-- start of Items --

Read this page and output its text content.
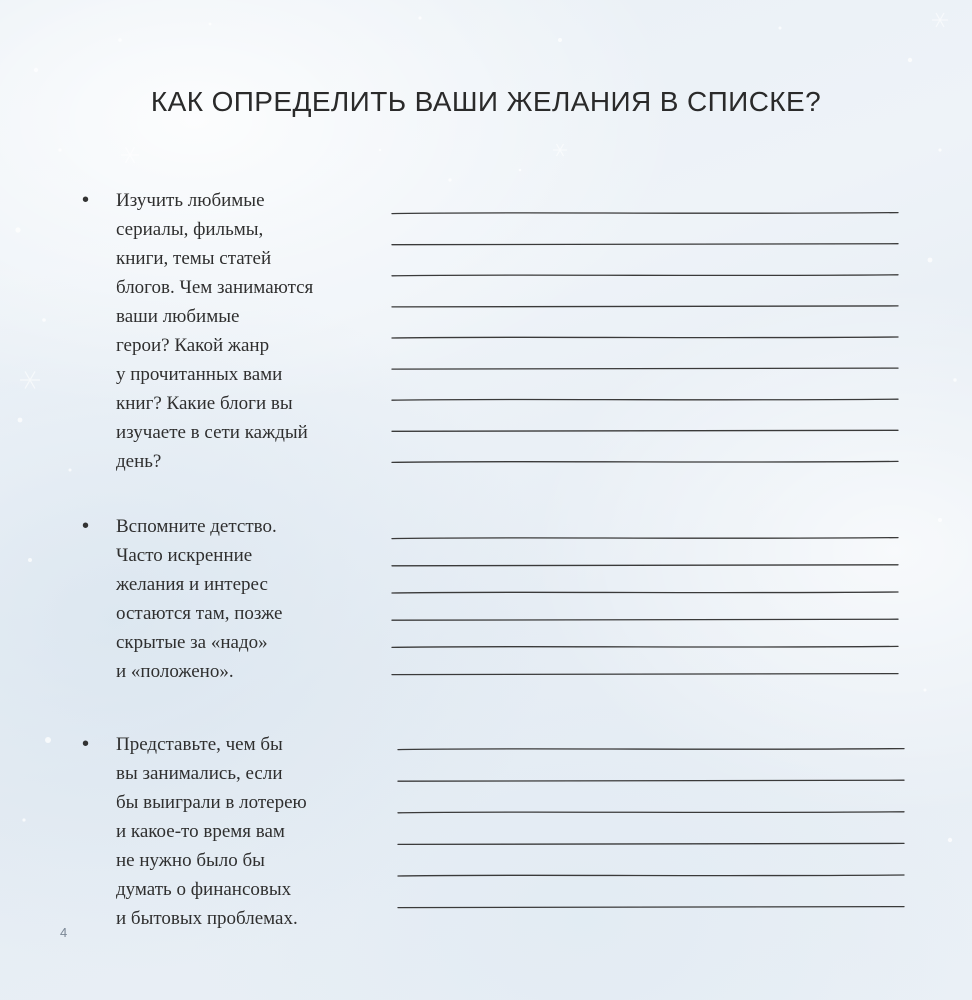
КАК ОПРЕДЕЛИТЬ ВАШИ ЖЕЛАНИЯ В СПИСКЕ?
• Изучить любимые
сериалы, фильмы,
книги, темы статей
блогов. Чем занимаются
ваши любимые
герои? Какой жанр
у прочитанных вами
книг? Какие блоги вы
изучаете в сети каждый
день?
• Вспомните детство.
Часто искренние
желания и интерес
остаются там, позже
скрытые за «надо»
и «положено».
• Представьте, чем бы
вы занимались, если
бы выиграли в лотерею
и какое-то время вам
не нужно было бы
думать о финансовых
и бытовых проблемах.
4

-- end of Items --

* [Exercise task]:
All of the records above must be copied exactly, except for the pictures.

* [Result below]:
Read this page and output its text content.
КАК ОПРЕДЕЛИТЬ ВАШИ ЖЕЛАНИЯ В СПИСКЕ?
• Изучить любимые
сериалы, фильмы,
книги, темы статей
блогов. Чем занимаются
ваши любимые
герои? Какой жанр
у прочитанных вами
книг? Какие блоги вы
изучаете в сети каждый
день?
• Вспомните детство.
Часто искренние
желания и интерес
остаются там, позже
скрытые за «надо»
и «положено».
• Представьте, чем бы
вы занимались, если
бы выиграли в лотерею
и какое-то время вам
не нужно было бы
думать о финансовых
и бытовых проблемах.
4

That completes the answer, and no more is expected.